Part of a data file
/---
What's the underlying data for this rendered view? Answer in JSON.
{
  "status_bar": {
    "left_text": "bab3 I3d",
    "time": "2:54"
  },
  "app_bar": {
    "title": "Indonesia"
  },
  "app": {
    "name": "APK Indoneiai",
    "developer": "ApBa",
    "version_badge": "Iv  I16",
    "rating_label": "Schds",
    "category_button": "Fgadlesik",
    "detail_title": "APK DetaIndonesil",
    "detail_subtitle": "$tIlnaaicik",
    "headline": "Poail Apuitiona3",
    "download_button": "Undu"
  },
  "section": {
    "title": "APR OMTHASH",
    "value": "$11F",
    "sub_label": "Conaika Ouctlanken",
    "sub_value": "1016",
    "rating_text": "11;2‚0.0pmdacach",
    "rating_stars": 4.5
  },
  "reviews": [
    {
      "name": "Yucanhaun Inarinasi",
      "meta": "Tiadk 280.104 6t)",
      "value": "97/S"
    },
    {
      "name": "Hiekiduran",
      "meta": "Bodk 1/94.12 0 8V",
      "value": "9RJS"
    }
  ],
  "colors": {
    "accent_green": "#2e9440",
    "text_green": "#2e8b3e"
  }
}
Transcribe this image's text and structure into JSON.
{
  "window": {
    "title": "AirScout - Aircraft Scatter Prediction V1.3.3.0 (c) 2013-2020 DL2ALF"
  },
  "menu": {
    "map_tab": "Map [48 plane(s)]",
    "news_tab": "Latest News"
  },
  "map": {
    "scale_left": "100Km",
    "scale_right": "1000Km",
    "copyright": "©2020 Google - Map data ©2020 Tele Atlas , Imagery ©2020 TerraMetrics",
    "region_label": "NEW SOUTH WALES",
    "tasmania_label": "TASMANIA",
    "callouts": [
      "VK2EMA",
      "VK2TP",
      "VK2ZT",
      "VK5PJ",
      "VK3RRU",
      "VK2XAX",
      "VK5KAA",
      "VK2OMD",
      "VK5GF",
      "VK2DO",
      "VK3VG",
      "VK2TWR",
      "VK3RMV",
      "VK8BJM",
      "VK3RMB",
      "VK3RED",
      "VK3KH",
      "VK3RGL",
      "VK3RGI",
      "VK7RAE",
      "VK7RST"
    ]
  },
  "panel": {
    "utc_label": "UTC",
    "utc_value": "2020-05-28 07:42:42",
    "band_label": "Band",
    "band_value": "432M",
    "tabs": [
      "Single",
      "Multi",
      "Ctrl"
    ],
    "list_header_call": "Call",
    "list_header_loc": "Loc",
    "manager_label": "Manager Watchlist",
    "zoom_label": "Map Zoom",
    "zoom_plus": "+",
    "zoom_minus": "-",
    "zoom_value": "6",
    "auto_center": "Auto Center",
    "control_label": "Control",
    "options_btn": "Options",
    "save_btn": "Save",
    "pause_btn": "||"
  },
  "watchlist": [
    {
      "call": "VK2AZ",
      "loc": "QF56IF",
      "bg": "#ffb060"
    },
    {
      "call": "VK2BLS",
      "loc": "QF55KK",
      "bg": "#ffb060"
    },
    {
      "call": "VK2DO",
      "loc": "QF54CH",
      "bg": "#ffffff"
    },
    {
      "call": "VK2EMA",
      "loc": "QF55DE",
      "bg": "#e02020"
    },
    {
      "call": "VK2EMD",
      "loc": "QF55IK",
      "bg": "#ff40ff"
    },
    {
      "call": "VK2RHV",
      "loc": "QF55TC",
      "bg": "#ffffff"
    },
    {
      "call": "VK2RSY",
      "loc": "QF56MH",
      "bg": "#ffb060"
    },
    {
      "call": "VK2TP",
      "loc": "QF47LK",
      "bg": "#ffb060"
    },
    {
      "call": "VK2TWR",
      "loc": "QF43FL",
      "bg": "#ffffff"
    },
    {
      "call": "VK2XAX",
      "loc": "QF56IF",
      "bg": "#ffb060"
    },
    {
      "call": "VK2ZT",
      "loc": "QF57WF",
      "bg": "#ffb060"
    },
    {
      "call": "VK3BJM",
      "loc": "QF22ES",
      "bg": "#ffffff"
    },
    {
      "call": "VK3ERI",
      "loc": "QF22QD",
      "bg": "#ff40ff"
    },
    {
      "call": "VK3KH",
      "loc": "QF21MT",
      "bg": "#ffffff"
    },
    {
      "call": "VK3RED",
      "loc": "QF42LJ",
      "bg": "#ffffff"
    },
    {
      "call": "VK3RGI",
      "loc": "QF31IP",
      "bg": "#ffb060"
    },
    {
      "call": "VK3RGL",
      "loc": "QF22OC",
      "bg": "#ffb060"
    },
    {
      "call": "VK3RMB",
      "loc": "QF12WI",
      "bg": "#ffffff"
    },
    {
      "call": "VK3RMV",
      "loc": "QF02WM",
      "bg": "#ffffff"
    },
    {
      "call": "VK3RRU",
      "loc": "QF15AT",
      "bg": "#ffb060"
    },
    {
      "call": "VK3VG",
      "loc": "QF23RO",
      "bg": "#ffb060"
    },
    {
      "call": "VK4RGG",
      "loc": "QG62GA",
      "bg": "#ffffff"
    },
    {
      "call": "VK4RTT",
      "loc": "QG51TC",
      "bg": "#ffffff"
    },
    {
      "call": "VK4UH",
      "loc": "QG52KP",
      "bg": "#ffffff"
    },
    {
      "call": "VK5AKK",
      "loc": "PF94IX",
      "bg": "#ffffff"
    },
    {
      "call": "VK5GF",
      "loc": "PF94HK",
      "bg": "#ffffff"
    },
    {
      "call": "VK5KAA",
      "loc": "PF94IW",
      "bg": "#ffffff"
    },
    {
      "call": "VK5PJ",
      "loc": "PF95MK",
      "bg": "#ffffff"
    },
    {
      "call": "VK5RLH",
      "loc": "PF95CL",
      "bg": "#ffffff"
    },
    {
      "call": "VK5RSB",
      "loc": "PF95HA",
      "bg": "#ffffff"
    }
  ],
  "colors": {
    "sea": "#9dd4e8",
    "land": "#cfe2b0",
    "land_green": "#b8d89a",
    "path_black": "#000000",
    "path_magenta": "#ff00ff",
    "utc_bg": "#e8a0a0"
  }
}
\---
• _PROBLEM_:
Without leaving anything out, give the entries again exactly.

• _RESULT_:
What's the underlying data for this rendered view? Answer in JSON.
{
  "status_bar": {
    "left_text": "bab3 I3d",
    "time": "2:54"
  },
  "app_bar": {
    "title": "Indonesia"
  },
  "app": {
    "name": "APK Indoneiai",
    "developer": "ApBa",
    "version_badge": "Iv  I16",
    "rating_label": "Schds",
    "category_button": "Fgadlesik",
    "detail_title": "APK DetaIndonesil",
    "detail_subtitle": "$tIlnaaicik",
    "headline": "Poail Apuitiona3",
    "download_button": "Undu"
  },
  "section": {
    "title": "APR OMTHASH",
    "value": "$11F",
    "sub_label": "Conaika Ouctlanken",
    "sub_value": "1016",
    "rating_text": "11;2‚0.0pmdacach",
    "rating_stars": 4.5
  },
  "reviews": [
    {
      "name": "Yucanhaun Inarinasi",
      "meta": "Tiadk 280.104 6t)",
      "value": "97/S"
    },
    {
      "name": "Hiekiduran",
      "meta": "Bodk 1/94.12 0 8V",
      "value": "9RJS"
    }
  ],
  "colors": {
    "accent_green": "#2e9440",
    "text_green": "#2e8b3e"
  }
}
Transcribe this image's text and structure into JSON.
{
  "window": {
    "title": "AirScout - Aircraft Scatter Prediction V1.3.3.0 (c) 2013-2020 DL2ALF"
  },
  "menu": {
    "map_tab": "Map [48 plane(s)]",
    "news_tab": "Latest News"
  },
  "map": {
    "scale_left": "100Km",
    "scale_right": "1000Km",
    "copyright": "©2020 Google - Map data ©2020 Tele Atlas , Imagery ©2020 TerraMetrics",
    "region_label": "NEW SOUTH WALES",
    "tasmania_label": "TASMANIA",
    "callouts": [
      "VK2EMA",
      "VK2TP",
      "VK2ZT",
      "VK5PJ",
      "VK3RRU",
      "VK2XAX",
      "VK5KAA",
      "VK2OMD",
      "VK5GF",
      "VK2DO",
      "VK3VG",
      "VK2TWR",
      "VK3RMV",
      "VK8BJM",
      "VK3RMB",
      "VK3RED",
      "VK3KH",
      "VK3RGL",
      "VK3RGI",
      "VK7RAE",
      "VK7RST"
    ]
  },
  "panel": {
    "utc_label": "UTC",
    "utc_value": "2020-05-28 07:42:42",
    "band_label": "Band",
    "band_value": "432M",
    "tabs": [
      "Single",
      "Multi",
      "Ctrl"
    ],
    "list_header_call": "Call",
    "list_header_loc": "Loc",
    "manager_label": "Manager Watchlist",
    "zoom_label": "Map Zoom",
    "zoom_plus": "+",
    "zoom_minus": "-",
    "zoom_value": "6",
    "auto_center": "Auto Center",
    "control_label": "Control",
    "options_btn": "Options",
    "save_btn": "Save",
    "pause_btn": "||"
  },
  "watchlist": [
    {
      "call": "VK2AZ",
      "loc": "QF56IF",
      "bg": "#ffb060"
    },
    {
      "call": "VK2BLS",
      "loc": "QF55KK",
      "bg": "#ffb060"
    },
    {
      "call": "VK2DO",
      "loc": "QF54CH",
      "bg": "#ffffff"
    },
    {
      "call": "VK2EMA",
      "loc": "QF55DE",
      "bg": "#e02020"
    },
    {
      "call": "VK2EMD",
      "loc": "QF55IK",
      "bg": "#ff40ff"
    },
    {
      "call": "VK2RHV",
      "loc": "QF55TC",
      "bg": "#ffffff"
    },
    {
      "call": "VK2RSY",
      "loc": "QF56MH",
      "bg": "#ffb060"
    },
    {
      "call": "VK2TP",
      "loc": "QF47LK",
      "bg": "#ffb060"
    },
    {
      "call": "VK2TWR",
      "loc": "QF43FL",
      "bg": "#ffffff"
    },
    {
      "call": "VK2XAX",
      "loc": "QF56IF",
      "bg": "#ffb060"
    },
    {
      "call": "VK2ZT",
      "loc": "QF57WF",
      "bg": "#ffb060"
    },
    {
      "call": "VK3BJM",
      "loc": "QF22ES",
      "bg": "#ffffff"
    },
    {
      "call": "VK3ERI",
      "loc": "QF22QD",
      "bg": "#ff40ff"
    },
    {
      "call": "VK3KH",
      "loc": "QF21MT",
      "bg": "#ffffff"
    },
    {
      "call": "VK3RED",
      "loc": "QF42LJ",
      "bg": "#ffffff"
    },
    {
      "call": "VK3RGI",
      "loc": "QF31IP",
      "bg": "#ffb060"
    },
    {
      "call": "VK3RGL",
      "loc": "QF22OC",
      "bg": "#ffb060"
    },
    {
      "call": "VK3RMB",
      "loc": "QF12WI",
      "bg": "#ffffff"
    },
    {
      "call": "VK3RMV",
      "loc": "QF02WM",
      "bg": "#ffffff"
    },
    {
      "call": "VK3RRU",
      "loc": "QF15AT",
      "bg": "#ffb060"
    },
    {
      "call": "VK3VG",
      "loc": "QF23RO",
      "bg": "#ffb060"
    },
    {
      "call": "VK4RGG",
      "loc": "QG62GA",
      "bg": "#ffffff"
    },
    {
      "call": "VK4RTT",
      "loc": "QG51TC",
      "bg": "#ffffff"
    },
    {
      "call": "VK4UH",
      "loc": "QG52KP",
      "bg": "#ffffff"
    },
    {
      "call": "VK5AKK",
      "loc": "PF94IX",
      "bg": "#ffffff"
    },
    {
      "call": "VK5GF",
      "loc": "PF94HK",
      "bg": "#ffffff"
    },
    {
      "call": "VK5KAA",
      "loc": "PF94IW",
      "bg": "#ffffff"
    },
    {
      "call": "VK5PJ",
      "loc": "PF95MK",
      "bg": "#ffffff"
    },
    {
      "call": "VK5RLH",
      "loc": "PF95CL",
      "bg": "#ffffff"
    },
    {
      "call": "VK5RSB",
      "loc": "PF95HA",
      "bg": "#ffffff"
    }
  ],
  "colors": {
    "sea": "#9dd4e8",
    "land": "#cfe2b0",
    "land_green": "#b8d89a",
    "path_black": "#000000",
    "path_magenta": "#ff00ff",
    "utc_bg": "#e8a0a0"
  }
}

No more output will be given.